• [Textauszug]:
○ ○ ○ ○
In der gegen diesen Bescheid erhobenen, am 14. Juli 1992 beim Amt der Salzburger Landesregierung eingelangten Berufung macht die Beschwerdeführerin geltend die Begründung der belangten Behörde stelle eine Vorverurteilung Dr. D's dar und mißachte gröblich die auch in der Menschenrechtskonvention verankerte Unschuldsvermutung. Frau M sei an keine Weisungen der Gesellschafter gebunden; Dr. D komme kein maßgeblicher Einfluß auf den Betrieb der Geschäfte der Beschwerdeführerin zu.

Mit Schriftsatz vom 1. März 1993 erhob die Beschwerdeführerin beim Verwaltungsgerichtshof Beschwerde gegen den Bundesminister für wirtschaftliche Angelegenheiten wegen Verletzung der Entscheidungspflicht bezüglich ihrer Berufung.

Mit Verfügung vom 8. März 1993 leitete der Verwaltungsgerichtshof gemäß § 35 Abs. 2 VwGG das Vorverfahren ein und trug der belangten Behörde gemäß § 36 Abs. 2 VwGG auf, innerhalb einer Frist von drei Monaten den versäumten Bescheid zu erlassen. Diese Verfügung wurde der belangten Behörde am 19. März 1993 zugestellt.

Mit Schriftsatz vom 16. Juni 1993 legte die belangte Behörde die Akten des Verwaltungsverfahrens vor und führte aus, daß ihr eine Erlassung des Bescheides bisher deshalb nicht möglich gewesen sei, da das gegen Dr. D eingeleitete Strafverfahren eine Vorfrage bilde und die belangte Behörde im Hinblick auf den Umfang dieses Strafverfahrens zur selbständigen Beurteilung derselben nicht in der Lage sei.

Der Verwaltungsgerichtshof hat erwogen:

Gemäß Art. 132 B-VG kann Beschwerde gegen Verletzung der Entscheidungspflicht erheben, wer im Verwaltungsverfahren als Partei zur Geltendmachung der Entscheidungspflicht berechtigt war.

Gemäß § 27 VwGG kann Säumnisbeschwerde erst erhoben werden, wenn die Oberste Behörde, die im Verwaltungsverfahren, sei es im Instanzenzug, sei es im Wege eines Antrages auf Übergang der Entscheidungspflicht angerufen werden kann, von einer Partei angerufen worden ist und nicht binnen sechs Monaten in der Sache entschieden hat. Diese Frist läuft von dem Tag, an dem der Antrag auf Sachentscheidung bei der Stelle eingelangt ist, bei der er einzubringen war.
○ ○ ○ ○
• [Zielsetzungen]:
1: Bitte gib aus dem Textauszug die Stelle aus, die mit „Mit Schriftsatz vom 1.“ anfängt und sich bis einschließlich „März 1993 zugestellt.“ erstreckt.
2: An welchem Tag wurde laut Textauszug die Verfügung des Verwaltungsgerichtshofs vom 8. März 1993 der belangten Behörde zugestellt?
○ ○ ○ ○
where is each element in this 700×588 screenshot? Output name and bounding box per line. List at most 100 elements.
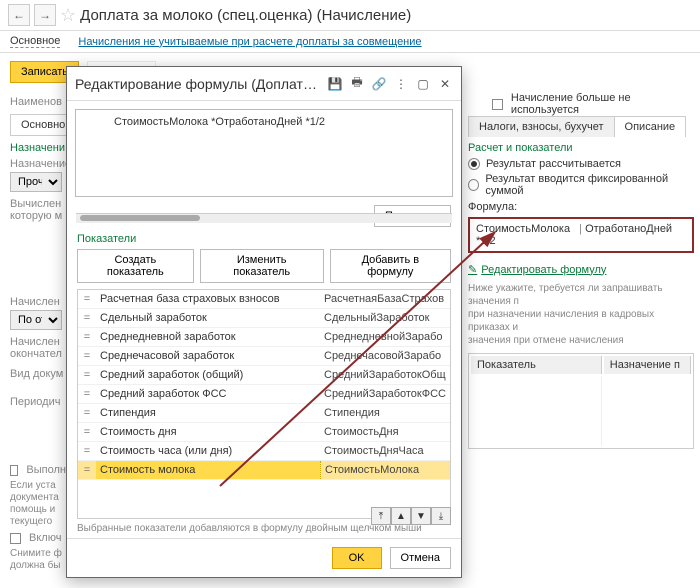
row-name: Средний заработок (общий) [96,366,320,384]
formula-editor-dialog: Редактирование формулы (Доплат… 💾 🖶 🔗 ⋮ … [66,66,462,578]
name-label: Наименов [10,96,66,108]
perform-label: Выполн [26,464,66,476]
radio-fixed[interactable] [468,179,479,191]
row-name: Сдельный заработок [96,309,320,327]
include-checkbox[interactable] [10,533,21,544]
bg-note2: Снимите ф должна бы [10,548,66,572]
radio-fixed-label: Результат вводится фиксированной суммой [485,173,694,197]
accrual-select[interactable]: По отдель [10,310,62,330]
print-icon[interactable]: 🖶 [349,73,365,94]
list-item[interactable]: =Расчетная база страховых взносовРасчетн… [78,290,450,309]
row-name: Расчетная база страховых взносов [96,290,320,308]
pencil-icon: ✎ [468,263,477,276]
link-excluded-accruals[interactable]: Начисления не учитываемые при расчете до… [78,36,421,48]
list-item[interactable]: =Стоимость часа (или дня)СтоимостьДняЧас… [78,442,450,461]
perform-checkbox[interactable] [10,465,18,476]
list-item[interactable]: =Средний заработок ФСССреднийЗаработокФС… [78,385,450,404]
forward-button[interactable]: → [34,4,56,26]
row-value: СреднечасовойЗарабо [320,347,450,365]
row-icon: = [78,404,96,422]
formula-label: Формула: [468,201,694,213]
add-to-formula-button[interactable]: Добавить в формулу [330,249,451,283]
row-value: СтоимостьДняЧаса [320,442,450,460]
purpose-select[interactable]: Прочие н [10,172,62,192]
row-value: СдельныйЗаработок [320,309,450,327]
row-value: СреднийЗаработокФСС [320,385,450,403]
bg-note: Если уста документа помощь и текущего [10,480,66,528]
radio-calculated[interactable] [468,158,480,170]
edit-formula-link[interactable]: ✎ Редактировать формулу [468,263,694,276]
maximize-icon[interactable]: ▢ [415,77,431,91]
bg-t5: Вид докум [10,368,66,380]
formula-textarea[interactable]: СтоимостьМолока *ОтработаноДней *1/2 [75,109,453,197]
cancel-button[interactable]: Отмена [390,547,451,569]
tab-description[interactable]: Описание [614,116,687,137]
move-bottom-button[interactable]: ⤓ [431,507,451,525]
edit-indicator-button[interactable]: Изменить показатель [200,249,324,283]
save-icon[interactable]: 💾 [327,77,343,91]
indicators-section: Показатели [67,233,461,249]
row-name: Среднечасовой заработок [96,347,320,365]
row-name: Стоимость дня [96,423,320,441]
row-icon: = [78,366,96,384]
ok-button[interactable]: OK [332,547,382,569]
close-icon[interactable]: ✕ [437,77,453,91]
row-icon: = [78,290,96,308]
row-name: Средний заработок ФСС [96,385,320,403]
move-top-button[interactable]: ⤒ [371,507,391,525]
list-item[interactable]: =Стоимость дняСтоимостьДня [78,423,450,442]
col-purpose: Назначение п [604,356,691,374]
row-value: СтоимостьДня [320,423,450,441]
tab-taxes[interactable]: Налоги, взносы, бухучет [468,116,615,137]
list-item[interactable]: =Среднедневной заработокСреднедневнойЗар… [78,328,450,347]
tab-main[interactable]: Основное [10,35,60,48]
dialog-title: Редактирование формулы (Доплат… [75,76,321,92]
move-up-button[interactable]: ▲ [391,507,411,525]
bg-t6: Периодич [10,396,66,408]
row-value: СтоимостьМолока [320,461,450,479]
accrual-label: Начислен [10,296,66,308]
formula-display: СтоимостьМолока | ОтработаноДней *1/2 [468,217,694,253]
purpose-label: Назначение [10,158,66,170]
row-icon: = [78,385,96,403]
purpose-section: Назначени [10,142,66,154]
page-title: Доплата за молоко (спец.оценка) (Начисле… [80,7,411,24]
list-item[interactable]: =Среднечасовой заработокСреднечасовойЗар… [78,347,450,366]
bg-t3: Начислен [10,336,66,348]
row-icon: = [78,309,96,327]
row-name: Стоимость часа (или дня) [96,442,320,460]
include-label: Включ [29,532,61,544]
radio-calculated-label: Результат рассчитывается [486,158,621,170]
right-hint: Ниже укажите, требуется ли запрашивать з… [468,282,694,347]
not-used-checkbox[interactable] [492,99,503,110]
move-down-button[interactable]: ▼ [411,507,431,525]
row-value: РасчетнаяБазаСтрахов [320,290,450,308]
indicators-list[interactable]: =Расчетная база страховых взносовРасчетн… [77,289,451,519]
row-icon: = [78,347,96,365]
row-icon: = [78,328,96,346]
list-item[interactable]: =СтипендияСтипендия [78,404,450,423]
row-value: СреднийЗаработокОбщ [320,366,450,384]
more-icon[interactable]: ⋮ [393,77,409,91]
col-indicator: Показатель [471,356,602,374]
row-name: Среднедневной заработок [96,328,320,346]
not-used-label: Начисление больше не используется [511,92,700,116]
link-icon[interactable]: 🔗 [371,77,387,91]
edit-formula-label: Редактировать формулу [481,264,606,276]
favorite-star-icon[interactable]: ☆ [60,5,76,26]
formula-part1: СтоимостьМолока [476,223,570,235]
list-item[interactable]: =Стоимость молокаСтоимостьМолока [78,461,450,480]
list-item[interactable]: =Средний заработок (общий)СреднийЗаработ… [78,366,450,385]
list-item[interactable]: =Сдельный заработокСдельныйЗаработок [78,309,450,328]
row-icon: = [78,442,96,460]
back-button[interactable]: ← [8,4,30,26]
bg-t4: окончател [10,348,66,360]
row-name: Стоимость молока [96,461,320,479]
row-value: Стипендия [320,404,450,422]
row-value: СреднедневнойЗарабо [320,328,450,346]
row-name: Стипендия [96,404,320,422]
calc-text1: Вычислен [10,198,66,210]
row-icon: = [78,423,96,441]
row-icon: = [78,461,96,479]
create-indicator-button[interactable]: Создать показатель [77,249,194,283]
○ ○ ○ ○
• [Ergebnisse der Aufgaben]:
1:
Mit Schriftsatz vom 1. März 1993 erhob die Beschwerdeführerin beim Verwaltungsgerichtshof Beschwerde gegen den Bundesminister für wirtschaftliche Angelegenheiten wegen Verletzung der Entscheidungspflicht bezüglich ihrer Berufung.

Mit Verfügung vom 8. März 1993 leitete der Verwaltungsgerichtshof gemäß § 35 Abs. 2 VwGG das Vorverfahren ein und trug der belangten Behörde gemäß § 36 Abs. 2 VwGG auf, innerhalb einer Frist von drei Monaten den versäumten Bescheid zu erlassen. Diese Verfügung wurde der belangten Behörde am 19. März 1993 zugestellt.

2: Am 19. März 1993.